# start of Stored rows

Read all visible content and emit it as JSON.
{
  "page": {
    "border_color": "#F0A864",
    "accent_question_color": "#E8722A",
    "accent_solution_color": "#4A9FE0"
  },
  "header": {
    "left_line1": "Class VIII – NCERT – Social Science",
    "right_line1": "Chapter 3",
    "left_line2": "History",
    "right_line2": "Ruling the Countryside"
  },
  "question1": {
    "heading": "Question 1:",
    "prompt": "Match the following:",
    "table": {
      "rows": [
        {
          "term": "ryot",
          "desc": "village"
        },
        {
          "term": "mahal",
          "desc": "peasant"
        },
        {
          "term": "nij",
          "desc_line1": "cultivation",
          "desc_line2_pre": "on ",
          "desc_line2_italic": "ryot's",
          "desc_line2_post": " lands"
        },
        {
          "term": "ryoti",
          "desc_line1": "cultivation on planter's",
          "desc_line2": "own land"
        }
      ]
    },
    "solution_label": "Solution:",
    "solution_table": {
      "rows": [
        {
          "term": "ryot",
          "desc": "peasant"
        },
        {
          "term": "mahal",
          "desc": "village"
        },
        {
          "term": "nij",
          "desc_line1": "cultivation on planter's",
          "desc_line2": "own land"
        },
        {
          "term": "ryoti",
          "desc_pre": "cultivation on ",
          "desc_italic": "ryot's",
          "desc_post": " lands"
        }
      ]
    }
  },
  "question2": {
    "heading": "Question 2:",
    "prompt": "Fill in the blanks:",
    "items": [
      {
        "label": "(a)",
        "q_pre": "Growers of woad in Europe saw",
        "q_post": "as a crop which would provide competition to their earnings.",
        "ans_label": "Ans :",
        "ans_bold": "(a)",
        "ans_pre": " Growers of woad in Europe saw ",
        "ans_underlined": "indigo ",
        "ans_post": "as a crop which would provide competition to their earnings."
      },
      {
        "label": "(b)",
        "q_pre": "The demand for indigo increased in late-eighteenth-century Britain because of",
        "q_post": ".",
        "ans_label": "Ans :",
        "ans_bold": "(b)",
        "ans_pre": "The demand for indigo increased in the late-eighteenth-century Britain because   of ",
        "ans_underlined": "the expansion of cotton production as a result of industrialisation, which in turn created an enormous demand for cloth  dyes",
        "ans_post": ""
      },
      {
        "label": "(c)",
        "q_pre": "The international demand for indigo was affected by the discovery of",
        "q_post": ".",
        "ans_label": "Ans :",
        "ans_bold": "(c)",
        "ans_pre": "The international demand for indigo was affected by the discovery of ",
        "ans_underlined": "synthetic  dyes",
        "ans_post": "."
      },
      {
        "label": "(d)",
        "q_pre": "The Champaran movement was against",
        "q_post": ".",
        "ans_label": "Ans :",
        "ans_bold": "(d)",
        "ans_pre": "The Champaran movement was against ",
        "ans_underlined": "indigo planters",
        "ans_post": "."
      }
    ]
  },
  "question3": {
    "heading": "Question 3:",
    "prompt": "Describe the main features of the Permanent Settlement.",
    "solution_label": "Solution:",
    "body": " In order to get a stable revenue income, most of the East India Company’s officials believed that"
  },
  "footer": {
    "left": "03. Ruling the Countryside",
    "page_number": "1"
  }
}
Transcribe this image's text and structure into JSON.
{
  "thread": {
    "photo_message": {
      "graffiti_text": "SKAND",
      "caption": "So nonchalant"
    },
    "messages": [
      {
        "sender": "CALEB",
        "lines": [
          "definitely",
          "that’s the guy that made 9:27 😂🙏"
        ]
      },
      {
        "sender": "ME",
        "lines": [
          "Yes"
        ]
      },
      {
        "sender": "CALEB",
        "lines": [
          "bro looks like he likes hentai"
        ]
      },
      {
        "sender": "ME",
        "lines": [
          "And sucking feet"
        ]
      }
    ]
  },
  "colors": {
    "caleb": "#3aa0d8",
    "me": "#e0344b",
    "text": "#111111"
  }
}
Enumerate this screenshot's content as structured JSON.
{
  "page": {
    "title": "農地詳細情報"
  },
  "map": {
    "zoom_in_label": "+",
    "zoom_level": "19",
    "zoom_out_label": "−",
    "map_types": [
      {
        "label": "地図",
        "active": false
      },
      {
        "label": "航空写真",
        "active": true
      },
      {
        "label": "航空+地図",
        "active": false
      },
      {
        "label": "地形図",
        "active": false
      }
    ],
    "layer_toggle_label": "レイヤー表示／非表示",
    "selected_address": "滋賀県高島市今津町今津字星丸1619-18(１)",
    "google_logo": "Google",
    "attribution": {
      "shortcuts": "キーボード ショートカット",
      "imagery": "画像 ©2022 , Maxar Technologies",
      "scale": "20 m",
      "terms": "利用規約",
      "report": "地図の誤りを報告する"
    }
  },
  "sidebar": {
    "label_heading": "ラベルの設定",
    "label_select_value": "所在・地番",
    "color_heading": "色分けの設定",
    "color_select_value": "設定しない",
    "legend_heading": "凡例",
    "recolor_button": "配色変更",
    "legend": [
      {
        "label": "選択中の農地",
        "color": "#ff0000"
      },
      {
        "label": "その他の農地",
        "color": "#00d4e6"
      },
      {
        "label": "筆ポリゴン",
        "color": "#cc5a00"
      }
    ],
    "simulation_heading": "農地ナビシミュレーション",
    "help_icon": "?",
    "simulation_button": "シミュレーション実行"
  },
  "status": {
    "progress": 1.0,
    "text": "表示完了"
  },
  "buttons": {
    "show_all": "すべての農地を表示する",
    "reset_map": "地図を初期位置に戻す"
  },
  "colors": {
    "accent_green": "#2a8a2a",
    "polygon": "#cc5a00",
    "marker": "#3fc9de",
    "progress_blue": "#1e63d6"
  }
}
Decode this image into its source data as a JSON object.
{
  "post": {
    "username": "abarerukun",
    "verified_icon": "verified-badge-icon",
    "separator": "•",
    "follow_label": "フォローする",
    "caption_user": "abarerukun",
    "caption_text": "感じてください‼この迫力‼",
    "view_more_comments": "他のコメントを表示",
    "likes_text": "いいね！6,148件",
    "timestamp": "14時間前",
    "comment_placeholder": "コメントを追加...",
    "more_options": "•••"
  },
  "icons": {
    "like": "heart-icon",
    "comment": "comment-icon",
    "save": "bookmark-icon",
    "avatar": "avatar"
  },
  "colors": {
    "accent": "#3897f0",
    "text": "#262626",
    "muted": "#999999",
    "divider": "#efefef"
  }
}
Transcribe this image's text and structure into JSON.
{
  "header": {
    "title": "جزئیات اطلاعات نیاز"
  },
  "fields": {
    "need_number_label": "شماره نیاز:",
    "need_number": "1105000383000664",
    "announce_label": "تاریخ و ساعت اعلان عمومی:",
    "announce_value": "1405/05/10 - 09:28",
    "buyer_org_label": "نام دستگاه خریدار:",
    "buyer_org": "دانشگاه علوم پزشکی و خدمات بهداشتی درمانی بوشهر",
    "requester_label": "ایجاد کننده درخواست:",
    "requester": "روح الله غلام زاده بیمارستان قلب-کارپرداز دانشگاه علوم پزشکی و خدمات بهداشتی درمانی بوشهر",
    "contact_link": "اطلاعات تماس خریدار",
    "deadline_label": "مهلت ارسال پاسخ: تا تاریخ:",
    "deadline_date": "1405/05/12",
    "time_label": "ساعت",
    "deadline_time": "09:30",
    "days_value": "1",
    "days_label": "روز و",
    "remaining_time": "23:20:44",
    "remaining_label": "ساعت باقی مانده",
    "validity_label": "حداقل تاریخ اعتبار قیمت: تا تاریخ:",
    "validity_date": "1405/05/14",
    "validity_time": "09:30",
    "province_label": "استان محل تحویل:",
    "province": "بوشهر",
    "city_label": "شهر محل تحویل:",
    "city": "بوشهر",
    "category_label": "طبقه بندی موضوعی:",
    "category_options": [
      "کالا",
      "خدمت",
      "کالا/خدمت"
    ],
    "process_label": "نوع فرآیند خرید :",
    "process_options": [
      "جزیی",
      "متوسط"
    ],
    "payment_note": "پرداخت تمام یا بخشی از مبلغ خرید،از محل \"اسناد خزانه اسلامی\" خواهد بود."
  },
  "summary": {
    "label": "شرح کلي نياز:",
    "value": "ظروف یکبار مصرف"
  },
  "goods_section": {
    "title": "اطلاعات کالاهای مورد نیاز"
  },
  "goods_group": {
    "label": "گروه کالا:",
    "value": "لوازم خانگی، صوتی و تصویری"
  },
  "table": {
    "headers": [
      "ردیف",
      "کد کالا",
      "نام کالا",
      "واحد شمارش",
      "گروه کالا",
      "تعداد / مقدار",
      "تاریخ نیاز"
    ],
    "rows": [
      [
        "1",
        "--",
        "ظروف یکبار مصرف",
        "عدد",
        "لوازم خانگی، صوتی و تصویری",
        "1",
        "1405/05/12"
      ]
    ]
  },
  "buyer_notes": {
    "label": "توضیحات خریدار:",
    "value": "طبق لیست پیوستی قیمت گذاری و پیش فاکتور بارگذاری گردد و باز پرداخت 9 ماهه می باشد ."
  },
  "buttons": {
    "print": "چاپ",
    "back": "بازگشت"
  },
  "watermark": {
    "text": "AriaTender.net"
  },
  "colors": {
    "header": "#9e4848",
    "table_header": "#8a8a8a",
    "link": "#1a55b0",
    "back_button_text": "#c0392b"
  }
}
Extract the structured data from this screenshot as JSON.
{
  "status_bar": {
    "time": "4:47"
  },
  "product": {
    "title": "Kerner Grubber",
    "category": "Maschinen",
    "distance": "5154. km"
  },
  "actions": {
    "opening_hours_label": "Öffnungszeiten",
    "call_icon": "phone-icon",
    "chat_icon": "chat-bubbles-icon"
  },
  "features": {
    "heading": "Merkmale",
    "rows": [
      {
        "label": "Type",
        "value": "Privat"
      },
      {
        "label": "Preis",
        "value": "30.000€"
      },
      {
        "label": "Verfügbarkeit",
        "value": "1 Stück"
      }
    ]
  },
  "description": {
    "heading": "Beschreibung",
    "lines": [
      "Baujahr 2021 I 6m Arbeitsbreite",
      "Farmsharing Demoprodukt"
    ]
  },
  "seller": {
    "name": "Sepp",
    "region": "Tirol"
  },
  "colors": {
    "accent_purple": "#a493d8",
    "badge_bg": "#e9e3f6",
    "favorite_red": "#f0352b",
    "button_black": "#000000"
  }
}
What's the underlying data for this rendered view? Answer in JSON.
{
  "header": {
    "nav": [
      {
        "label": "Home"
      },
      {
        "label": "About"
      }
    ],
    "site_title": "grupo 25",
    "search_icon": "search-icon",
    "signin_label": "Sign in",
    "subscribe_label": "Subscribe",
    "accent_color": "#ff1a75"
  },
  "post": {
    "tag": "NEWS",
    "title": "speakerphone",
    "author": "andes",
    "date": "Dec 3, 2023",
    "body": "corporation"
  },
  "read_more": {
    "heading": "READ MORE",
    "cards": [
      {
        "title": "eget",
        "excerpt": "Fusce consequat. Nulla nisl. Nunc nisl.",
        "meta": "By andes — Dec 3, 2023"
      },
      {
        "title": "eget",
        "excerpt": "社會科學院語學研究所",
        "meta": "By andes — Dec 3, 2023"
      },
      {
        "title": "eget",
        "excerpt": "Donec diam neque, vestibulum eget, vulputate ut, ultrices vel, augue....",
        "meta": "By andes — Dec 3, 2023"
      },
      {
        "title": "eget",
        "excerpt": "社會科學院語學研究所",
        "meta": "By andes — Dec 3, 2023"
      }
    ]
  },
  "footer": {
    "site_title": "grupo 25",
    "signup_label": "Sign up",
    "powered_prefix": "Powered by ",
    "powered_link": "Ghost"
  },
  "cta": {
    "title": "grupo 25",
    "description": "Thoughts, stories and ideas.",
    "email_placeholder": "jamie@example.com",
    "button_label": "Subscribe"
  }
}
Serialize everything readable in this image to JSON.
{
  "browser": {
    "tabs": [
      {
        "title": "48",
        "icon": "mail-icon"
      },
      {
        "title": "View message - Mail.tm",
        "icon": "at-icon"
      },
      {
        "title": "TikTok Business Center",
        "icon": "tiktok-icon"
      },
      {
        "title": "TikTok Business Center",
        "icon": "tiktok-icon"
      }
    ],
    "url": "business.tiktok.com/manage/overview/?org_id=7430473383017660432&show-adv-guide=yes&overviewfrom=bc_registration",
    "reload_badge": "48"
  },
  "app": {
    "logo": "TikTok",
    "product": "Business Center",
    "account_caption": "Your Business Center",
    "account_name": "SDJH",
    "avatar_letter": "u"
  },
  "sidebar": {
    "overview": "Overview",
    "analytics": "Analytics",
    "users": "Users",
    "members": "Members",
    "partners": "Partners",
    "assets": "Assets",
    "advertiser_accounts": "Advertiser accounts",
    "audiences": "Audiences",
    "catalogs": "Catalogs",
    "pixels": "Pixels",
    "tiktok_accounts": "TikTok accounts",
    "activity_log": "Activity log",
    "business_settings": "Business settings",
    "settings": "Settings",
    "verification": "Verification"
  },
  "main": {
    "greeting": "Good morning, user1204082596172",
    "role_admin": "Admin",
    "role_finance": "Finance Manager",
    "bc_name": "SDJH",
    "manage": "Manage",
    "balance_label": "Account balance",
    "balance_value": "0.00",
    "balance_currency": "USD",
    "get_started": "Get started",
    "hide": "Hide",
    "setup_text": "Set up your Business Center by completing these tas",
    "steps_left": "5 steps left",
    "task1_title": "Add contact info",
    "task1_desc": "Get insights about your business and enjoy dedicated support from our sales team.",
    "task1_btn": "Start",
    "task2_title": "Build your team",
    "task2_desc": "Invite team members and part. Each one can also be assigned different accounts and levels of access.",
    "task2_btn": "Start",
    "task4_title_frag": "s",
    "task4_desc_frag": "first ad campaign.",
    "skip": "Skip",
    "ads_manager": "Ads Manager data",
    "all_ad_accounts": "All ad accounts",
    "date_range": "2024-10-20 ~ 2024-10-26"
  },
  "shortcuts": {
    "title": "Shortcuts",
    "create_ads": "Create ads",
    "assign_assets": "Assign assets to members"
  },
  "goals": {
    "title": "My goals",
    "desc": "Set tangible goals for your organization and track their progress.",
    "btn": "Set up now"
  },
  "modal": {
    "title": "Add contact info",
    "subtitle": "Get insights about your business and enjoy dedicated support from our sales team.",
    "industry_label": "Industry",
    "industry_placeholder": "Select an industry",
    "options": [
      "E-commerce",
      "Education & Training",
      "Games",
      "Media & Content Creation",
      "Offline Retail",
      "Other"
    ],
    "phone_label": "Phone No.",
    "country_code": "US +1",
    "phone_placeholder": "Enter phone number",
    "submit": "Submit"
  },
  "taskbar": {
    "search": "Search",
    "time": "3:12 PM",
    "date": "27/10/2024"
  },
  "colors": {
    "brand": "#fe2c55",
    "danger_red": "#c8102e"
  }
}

# end of Stored rows

#### Exercise instructions:
Note each line of the entries that has "enjoy" in it, and copy those lines.

#### Full solution:
    "task1_desc": "Get insights about your business and enjoy dedicated support from our sales team.",
    "subtitle": "Get insights about your business and enjoy dedicated support from our sales team.",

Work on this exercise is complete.